» WHAT NEEDS TO BE DONE
Look for "name" in each line of the entries, and return the matching lines.

[Figure content listings]
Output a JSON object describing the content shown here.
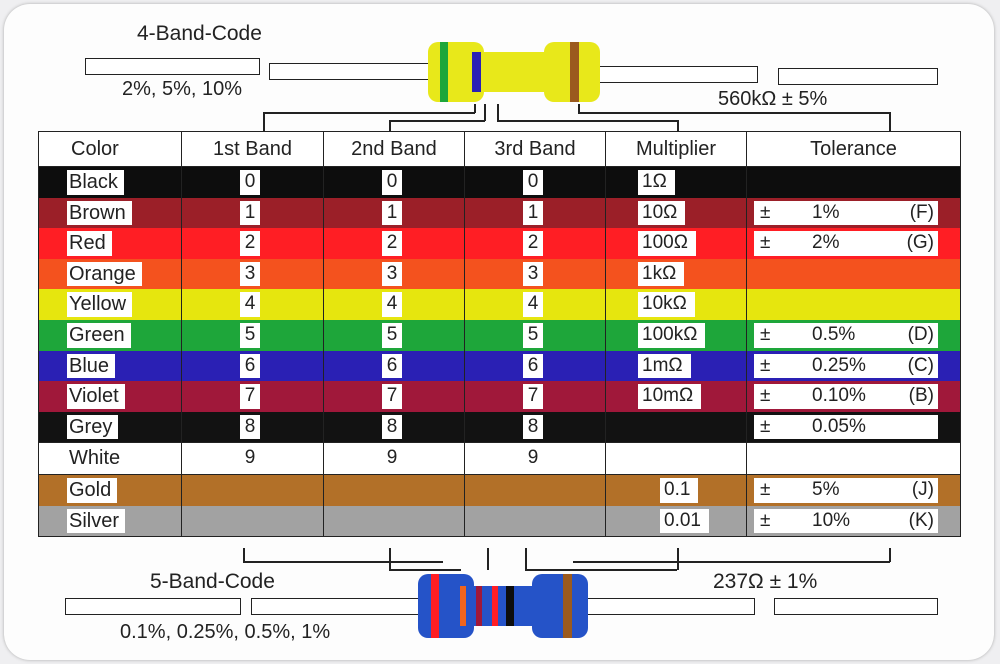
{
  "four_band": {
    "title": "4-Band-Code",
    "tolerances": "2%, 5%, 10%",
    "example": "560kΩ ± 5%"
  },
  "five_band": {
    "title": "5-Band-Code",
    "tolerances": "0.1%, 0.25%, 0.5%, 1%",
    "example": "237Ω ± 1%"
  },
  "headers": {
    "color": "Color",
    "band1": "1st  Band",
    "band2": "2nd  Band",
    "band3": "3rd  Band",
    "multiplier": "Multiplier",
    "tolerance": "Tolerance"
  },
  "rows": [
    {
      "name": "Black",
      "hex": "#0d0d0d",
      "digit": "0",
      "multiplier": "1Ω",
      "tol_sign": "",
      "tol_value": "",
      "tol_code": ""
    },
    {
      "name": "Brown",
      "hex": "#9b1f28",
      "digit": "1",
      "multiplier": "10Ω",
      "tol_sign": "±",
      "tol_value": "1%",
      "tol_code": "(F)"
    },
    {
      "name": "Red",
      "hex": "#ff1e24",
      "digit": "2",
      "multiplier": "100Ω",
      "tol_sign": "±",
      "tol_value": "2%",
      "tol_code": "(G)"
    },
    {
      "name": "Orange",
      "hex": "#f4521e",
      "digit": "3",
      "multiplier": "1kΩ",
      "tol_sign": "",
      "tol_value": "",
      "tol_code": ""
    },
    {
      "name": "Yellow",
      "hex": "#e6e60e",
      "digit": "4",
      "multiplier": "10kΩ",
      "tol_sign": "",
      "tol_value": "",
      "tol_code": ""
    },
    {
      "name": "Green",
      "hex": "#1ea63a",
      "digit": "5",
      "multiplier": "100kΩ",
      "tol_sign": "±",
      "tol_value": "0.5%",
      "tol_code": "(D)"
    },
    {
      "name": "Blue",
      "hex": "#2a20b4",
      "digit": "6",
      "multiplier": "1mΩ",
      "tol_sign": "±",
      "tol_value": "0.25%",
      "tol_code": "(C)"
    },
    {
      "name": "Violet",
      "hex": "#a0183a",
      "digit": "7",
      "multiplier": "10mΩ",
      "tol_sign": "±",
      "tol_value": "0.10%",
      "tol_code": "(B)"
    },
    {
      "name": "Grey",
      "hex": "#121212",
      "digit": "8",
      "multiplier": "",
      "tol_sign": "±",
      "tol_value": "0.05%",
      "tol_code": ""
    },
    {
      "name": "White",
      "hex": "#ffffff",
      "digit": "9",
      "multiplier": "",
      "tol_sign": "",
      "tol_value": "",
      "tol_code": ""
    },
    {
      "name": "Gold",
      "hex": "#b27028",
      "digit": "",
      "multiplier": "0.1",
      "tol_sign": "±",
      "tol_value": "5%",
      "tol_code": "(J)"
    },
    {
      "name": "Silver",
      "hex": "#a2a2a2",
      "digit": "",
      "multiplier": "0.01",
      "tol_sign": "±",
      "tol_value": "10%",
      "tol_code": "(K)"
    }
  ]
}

» TASK OUTPUT
      "name": "Black",
      "name": "Brown",
      "name": "Red",
      "name": "Orange",
      "name": "Yellow",
      "name": "Green",
      "name": "Blue",
      "name": "Violet",
      "name": "Grey",
      "name": "White",
      "name": "Gold",
      "name": "Silver",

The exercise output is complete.